● **DATA RECORDS**:
=-=-=

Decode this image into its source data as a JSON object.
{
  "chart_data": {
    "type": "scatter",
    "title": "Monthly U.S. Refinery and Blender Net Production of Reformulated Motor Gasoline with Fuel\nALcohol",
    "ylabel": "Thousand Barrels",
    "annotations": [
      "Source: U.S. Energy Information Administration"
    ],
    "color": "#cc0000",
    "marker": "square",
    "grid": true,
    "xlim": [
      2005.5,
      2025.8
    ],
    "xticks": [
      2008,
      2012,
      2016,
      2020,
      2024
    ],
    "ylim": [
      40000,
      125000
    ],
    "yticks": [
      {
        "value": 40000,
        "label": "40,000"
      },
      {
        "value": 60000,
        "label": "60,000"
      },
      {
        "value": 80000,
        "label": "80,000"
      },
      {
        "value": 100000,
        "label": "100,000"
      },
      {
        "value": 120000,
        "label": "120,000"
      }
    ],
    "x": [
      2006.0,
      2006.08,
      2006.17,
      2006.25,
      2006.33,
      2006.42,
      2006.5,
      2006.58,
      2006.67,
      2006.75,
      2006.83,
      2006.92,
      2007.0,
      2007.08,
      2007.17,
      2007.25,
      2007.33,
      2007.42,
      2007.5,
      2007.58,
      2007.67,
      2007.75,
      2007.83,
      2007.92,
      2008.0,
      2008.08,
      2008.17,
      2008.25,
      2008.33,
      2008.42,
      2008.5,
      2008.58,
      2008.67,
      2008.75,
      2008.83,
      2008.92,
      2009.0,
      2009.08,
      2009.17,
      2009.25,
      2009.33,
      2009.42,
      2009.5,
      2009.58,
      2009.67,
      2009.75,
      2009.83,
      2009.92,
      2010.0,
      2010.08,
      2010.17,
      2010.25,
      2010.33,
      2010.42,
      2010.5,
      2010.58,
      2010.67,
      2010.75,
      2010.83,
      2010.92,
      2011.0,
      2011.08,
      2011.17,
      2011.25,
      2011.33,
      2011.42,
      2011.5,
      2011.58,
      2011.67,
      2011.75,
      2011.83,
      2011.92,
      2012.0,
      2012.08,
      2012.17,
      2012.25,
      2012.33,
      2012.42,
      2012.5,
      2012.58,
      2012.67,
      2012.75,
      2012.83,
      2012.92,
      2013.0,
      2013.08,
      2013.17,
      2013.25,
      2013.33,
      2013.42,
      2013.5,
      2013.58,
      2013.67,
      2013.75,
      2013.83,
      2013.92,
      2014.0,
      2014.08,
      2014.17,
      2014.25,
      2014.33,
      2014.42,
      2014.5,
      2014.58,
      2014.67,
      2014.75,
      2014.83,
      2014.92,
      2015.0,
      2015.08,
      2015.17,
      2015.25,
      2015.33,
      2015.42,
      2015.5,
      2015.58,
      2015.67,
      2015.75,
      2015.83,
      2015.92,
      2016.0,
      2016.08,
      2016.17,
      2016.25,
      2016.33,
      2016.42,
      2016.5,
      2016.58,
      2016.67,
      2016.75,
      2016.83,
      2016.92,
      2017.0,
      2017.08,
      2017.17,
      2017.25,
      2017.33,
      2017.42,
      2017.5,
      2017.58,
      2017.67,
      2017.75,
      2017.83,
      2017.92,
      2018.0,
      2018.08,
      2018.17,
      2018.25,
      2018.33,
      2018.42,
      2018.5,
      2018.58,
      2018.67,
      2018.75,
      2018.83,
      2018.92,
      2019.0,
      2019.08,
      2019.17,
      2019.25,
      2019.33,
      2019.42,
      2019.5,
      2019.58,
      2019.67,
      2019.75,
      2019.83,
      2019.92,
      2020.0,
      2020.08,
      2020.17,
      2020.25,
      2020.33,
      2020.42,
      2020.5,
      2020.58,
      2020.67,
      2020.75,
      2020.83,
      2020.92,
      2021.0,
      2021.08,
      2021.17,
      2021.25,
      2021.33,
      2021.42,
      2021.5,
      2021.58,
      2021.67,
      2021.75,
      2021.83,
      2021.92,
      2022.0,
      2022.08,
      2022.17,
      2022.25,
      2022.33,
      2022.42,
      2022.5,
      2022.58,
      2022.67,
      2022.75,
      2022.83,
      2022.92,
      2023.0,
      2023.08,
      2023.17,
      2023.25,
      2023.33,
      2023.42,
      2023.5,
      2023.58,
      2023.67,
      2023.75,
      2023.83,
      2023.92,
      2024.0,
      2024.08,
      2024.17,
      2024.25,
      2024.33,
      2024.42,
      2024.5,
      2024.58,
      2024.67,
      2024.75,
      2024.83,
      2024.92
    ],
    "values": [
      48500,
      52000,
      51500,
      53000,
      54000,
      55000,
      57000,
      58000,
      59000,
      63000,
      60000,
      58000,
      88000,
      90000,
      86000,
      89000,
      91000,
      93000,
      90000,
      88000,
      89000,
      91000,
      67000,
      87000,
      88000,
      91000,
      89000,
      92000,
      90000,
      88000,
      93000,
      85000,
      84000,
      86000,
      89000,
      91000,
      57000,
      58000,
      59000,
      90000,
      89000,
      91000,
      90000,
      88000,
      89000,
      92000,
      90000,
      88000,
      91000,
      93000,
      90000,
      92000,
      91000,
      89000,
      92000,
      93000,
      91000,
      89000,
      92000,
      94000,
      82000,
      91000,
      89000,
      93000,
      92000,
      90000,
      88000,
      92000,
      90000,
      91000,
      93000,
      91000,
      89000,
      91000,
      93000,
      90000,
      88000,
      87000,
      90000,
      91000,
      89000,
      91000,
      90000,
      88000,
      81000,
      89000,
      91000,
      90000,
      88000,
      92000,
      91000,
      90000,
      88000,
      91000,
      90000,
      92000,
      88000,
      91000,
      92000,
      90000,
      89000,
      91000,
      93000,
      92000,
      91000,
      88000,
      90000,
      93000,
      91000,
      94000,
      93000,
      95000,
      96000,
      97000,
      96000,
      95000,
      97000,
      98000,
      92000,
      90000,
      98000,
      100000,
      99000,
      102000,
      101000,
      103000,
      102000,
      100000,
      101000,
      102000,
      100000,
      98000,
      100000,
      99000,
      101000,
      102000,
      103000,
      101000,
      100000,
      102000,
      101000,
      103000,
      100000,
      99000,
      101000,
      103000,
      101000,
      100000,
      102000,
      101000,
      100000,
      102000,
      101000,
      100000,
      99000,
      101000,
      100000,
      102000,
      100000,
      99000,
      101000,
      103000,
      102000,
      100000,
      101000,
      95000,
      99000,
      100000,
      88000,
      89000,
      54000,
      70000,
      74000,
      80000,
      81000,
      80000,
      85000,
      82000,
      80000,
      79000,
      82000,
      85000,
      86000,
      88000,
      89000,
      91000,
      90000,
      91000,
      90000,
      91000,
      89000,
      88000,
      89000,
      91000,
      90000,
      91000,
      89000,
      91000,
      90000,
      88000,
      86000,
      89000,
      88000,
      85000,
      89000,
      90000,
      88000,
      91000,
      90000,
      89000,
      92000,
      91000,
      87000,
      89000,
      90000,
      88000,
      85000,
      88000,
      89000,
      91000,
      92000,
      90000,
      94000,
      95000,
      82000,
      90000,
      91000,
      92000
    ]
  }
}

=-=-=

● **GIVEN PROBLEM**:
Copy out each line exactly as written.

● **EXERCISE OUTPUT**:
Decode this image into its source data as a JSON object.
{
  "chart_data": {
    "type": "scatter",
    "title": "Monthly U.S. Refinery and Blender Net Production of Reformulated Motor Gasoline with Fuel\nALcohol",
    "ylabel": "Thousand Barrels",
    "annotations": [
      "Source: U.S. Energy Information Administration"
    ],
    "color": "#cc0000",
    "marker": "square",
    "grid": true,
    "xlim": [
      2005.5,
      2025.8
    ],
    "xticks": [
      2008,
      2012,
      2016,
      2020,
      2024
    ],
    "ylim": [
      40000,
      125000
    ],
    "yticks": [
      {
        "value": 40000,
        "label": "40,000"
      },
      {
        "value": 60000,
        "label": "60,000"
      },
      {
        "value": 80000,
        "label": "80,000"
      },
      {
        "value": 100000,
        "label": "100,000"
      },
      {
        "value": 120000,
        "label": "120,000"
      }
    ],
    "x": [
      2006.0,
      2006.08,
      2006.17,
      2006.25,
      2006.33,
      2006.42,
      2006.5,
      2006.58,
      2006.67,
      2006.75,
      2006.83,
      2006.92,
      2007.0,
      2007.08,
      2007.17,
      2007.25,
      2007.33,
      2007.42,
      2007.5,
      2007.58,
      2007.67,
      2007.75,
      2007.83,
      2007.92,
      2008.0,
      2008.08,
      2008.17,
      2008.25,
      2008.33,
      2008.42,
      2008.5,
      2008.58,
      2008.67,
      2008.75,
      2008.83,
      2008.92,
      2009.0,
      2009.08,
      2009.17,
      2009.25,
      2009.33,
      2009.42,
      2009.5,
      2009.58,
      2009.67,
      2009.75,
      2009.83,
      2009.92,
      2010.0,
      2010.08,
      2010.17,
      2010.25,
      2010.33,
      2010.42,
      2010.5,
      2010.58,
      2010.67,
      2010.75,
      2010.83,
      2010.92,
      2011.0,
      2011.08,
      2011.17,
      2011.25,
      2011.33,
      2011.42,
      2011.5,
      2011.58,
      2011.67,
      2011.75,
      2011.83,
      2011.92,
      2012.0,
      2012.08,
      2012.17,
      2012.25,
      2012.33,
      2012.42,
      2012.5,
      2012.58,
      2012.67,
      2012.75,
      2012.83,
      2012.92,
      2013.0,
      2013.08,
      2013.17,
      2013.25,
      2013.33,
      2013.42,
      2013.5,
      2013.58,
      2013.67,
      2013.75,
      2013.83,
      2013.92,
      2014.0,
      2014.08,
      2014.17,
      2014.25,
      2014.33,
      2014.42,
      2014.5,
      2014.58,
      2014.67,
      2014.75,
      2014.83,
      2014.92,
      2015.0,
      2015.08,
      2015.17,
      2015.25,
      2015.33,
      2015.42,
      2015.5,
      2015.58,
      2015.67,
      2015.75,
      2015.83,
      2015.92,
      2016.0,
      2016.08,
      2016.17,
      2016.25,
      2016.33,
      2016.42,
      2016.5,
      2016.58,
      2016.67,
      2016.75,
      2016.83,
      2016.92,
      2017.0,
      2017.08,
      2017.17,
      2017.25,
      2017.33,
      2017.42,
      2017.5,
      2017.58,
      2017.67,
      2017.75,
      2017.83,
      2017.92,
      2018.0,
      2018.08,
      2018.17,
      2018.25,
      2018.33,
      2018.42,
      2018.5,
      2018.58,
      2018.67,
      2018.75,
      2018.83,
      2018.92,
      2019.0,
      2019.08,
      2019.17,
      2019.25,
      2019.33,
      2019.42,
      2019.5,
      2019.58,
      2019.67,
      2019.75,
      2019.83,
      2019.92,
      2020.0,
      2020.08,
      2020.17,
      2020.25,
      2020.33,
      2020.42,
      2020.5,
      2020.58,
      2020.67,
      2020.75,
      2020.83,
      2020.92,
      2021.0,
      2021.08,
      2021.17,
      2021.25,
      2021.33,
      2021.42,
      2021.5,
      2021.58,
      2021.67,
      2021.75,
      2021.83,
      2021.92,
      2022.0,
      2022.08,
      2022.17,
      2022.25,
      2022.33,
      2022.42,
      2022.5,
      2022.58,
      2022.67,
      2022.75,
      2022.83,
      2022.92,
      2023.0,
      2023.08,
      2023.17,
      2023.25,
      2023.33,
      2023.42,
      2023.5,
      2023.58,
      2023.67,
      2023.75,
      2023.83,
      2023.92,
      2024.0,
      2024.08,
      2024.17,
      2024.25,
      2024.33,
      2024.42,
      2024.5,
      2024.58,
      2024.67,
      2024.75,
      2024.83,
      2024.92
    ],
    "values": [
      48500,
      52000,
      51500,
      53000,
      54000,
      55000,
      57000,
      58000,
      59000,
      63000,
      60000,
      58000,
      88000,
      90000,
      86000,
      89000,
      91000,
      93000,
      90000,
      88000,
      89000,
      91000,
      67000,
      87000,
      88000,
      91000,
      89000,
      92000,
      90000,
      88000,
      93000,
      85000,
      84000,
      86000,
      89000,
      91000,
      57000,
      58000,
      59000,
      90000,
      89000,
      91000,
      90000,
      88000,
      89000,
      92000,
      90000,
      88000,
      91000,
      93000,
      90000,
      92000,
      91000,
      89000,
      92000,
      93000,
      91000,
      89000,
      92000,
      94000,
      82000,
      91000,
      89000,
      93000,
      92000,
      90000,
      88000,
      92000,
      90000,
      91000,
      93000,
      91000,
      89000,
      91000,
      93000,
      90000,
      88000,
      87000,
      90000,
      91000,
      89000,
      91000,
      90000,
      88000,
      81000,
      89000,
      91000,
      90000,
      88000,
      92000,
      91000,
      90000,
      88000,
      91000,
      90000,
      92000,
      88000,
      91000,
      92000,
      90000,
      89000,
      91000,
      93000,
      92000,
      91000,
      88000,
      90000,
      93000,
      91000,
      94000,
      93000,
      95000,
      96000,
      97000,
      96000,
      95000,
      97000,
      98000,
      92000,
      90000,
      98000,
      100000,
      99000,
      102000,
      101000,
      103000,
      102000,
      100000,
      101000,
      102000,
      100000,
      98000,
      100000,
      99000,
      101000,
      102000,
      103000,
      101000,
      100000,
      102000,
      101000,
      103000,
      100000,
      99000,
      101000,
      103000,
      101000,
      100000,
      102000,
      101000,
      100000,
      102000,
      101000,
      100000,
      99000,
      101000,
      100000,
      102000,
      100000,
      99000,
      101000,
      103000,
      102000,
      100000,
      101000,
      95000,
      99000,
      100000,
      88000,
      89000,
      54000,
      70000,
      74000,
      80000,
      81000,
      80000,
      85000,
      82000,
      80000,
      79000,
      82000,
      85000,
      86000,
      88000,
      89000,
      91000,
      90000,
      91000,
      90000,
      91000,
      89000,
      88000,
      89000,
      91000,
      90000,
      91000,
      89000,
      91000,
      90000,
      88000,
      86000,
      89000,
      88000,
      85000,
      89000,
      90000,
      88000,
      91000,
      90000,
      89000,
      92000,
      91000,
      87000,
      89000,
      90000,
      88000,
      85000,
      88000,
      89000,
      91000,
      92000,
      90000,
      94000,
      95000,
      82000,
      90000,
      91000,
      92000
    ]
  }
}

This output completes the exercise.